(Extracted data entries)
━━━━━━━━━━

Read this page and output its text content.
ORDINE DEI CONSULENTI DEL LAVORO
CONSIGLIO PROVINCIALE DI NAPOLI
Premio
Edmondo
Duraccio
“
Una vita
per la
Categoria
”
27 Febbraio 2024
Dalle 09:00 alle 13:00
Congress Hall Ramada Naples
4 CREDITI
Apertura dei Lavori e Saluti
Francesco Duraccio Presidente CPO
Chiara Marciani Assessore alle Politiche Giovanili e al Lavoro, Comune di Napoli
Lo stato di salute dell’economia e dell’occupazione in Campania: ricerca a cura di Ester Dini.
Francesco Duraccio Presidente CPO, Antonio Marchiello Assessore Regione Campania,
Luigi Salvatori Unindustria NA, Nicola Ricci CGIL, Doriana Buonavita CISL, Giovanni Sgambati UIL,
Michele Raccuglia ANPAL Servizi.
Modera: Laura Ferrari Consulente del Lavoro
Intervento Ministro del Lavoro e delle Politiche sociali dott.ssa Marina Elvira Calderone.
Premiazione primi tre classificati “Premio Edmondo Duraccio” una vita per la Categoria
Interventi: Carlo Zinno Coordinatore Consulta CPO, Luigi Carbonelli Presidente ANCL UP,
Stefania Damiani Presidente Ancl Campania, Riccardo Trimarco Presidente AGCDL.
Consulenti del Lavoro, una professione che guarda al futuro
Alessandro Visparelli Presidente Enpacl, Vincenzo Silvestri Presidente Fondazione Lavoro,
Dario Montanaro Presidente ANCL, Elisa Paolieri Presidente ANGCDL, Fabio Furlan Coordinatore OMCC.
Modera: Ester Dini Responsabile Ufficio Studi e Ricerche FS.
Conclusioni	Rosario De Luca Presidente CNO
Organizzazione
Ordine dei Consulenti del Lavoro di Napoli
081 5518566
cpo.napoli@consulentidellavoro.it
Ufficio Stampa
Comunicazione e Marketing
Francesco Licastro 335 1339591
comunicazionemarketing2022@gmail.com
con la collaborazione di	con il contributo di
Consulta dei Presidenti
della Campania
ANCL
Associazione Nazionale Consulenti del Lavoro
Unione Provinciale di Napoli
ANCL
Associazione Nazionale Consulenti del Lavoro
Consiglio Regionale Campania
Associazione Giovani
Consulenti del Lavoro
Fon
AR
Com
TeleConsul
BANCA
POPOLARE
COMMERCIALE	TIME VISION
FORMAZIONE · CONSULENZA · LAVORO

━━━━━━━━━━

• [Problem details]
Filter the records for lines holding the string "Politiche". Copy each one.

• [Output]
Chiara Marciani Assessore alle Politiche Giovanili e al Lavoro, Comune di Napoli
Intervento Ministro del Lavoro e delle Politiche sociali dott.ssa Marina Elvira Calderone.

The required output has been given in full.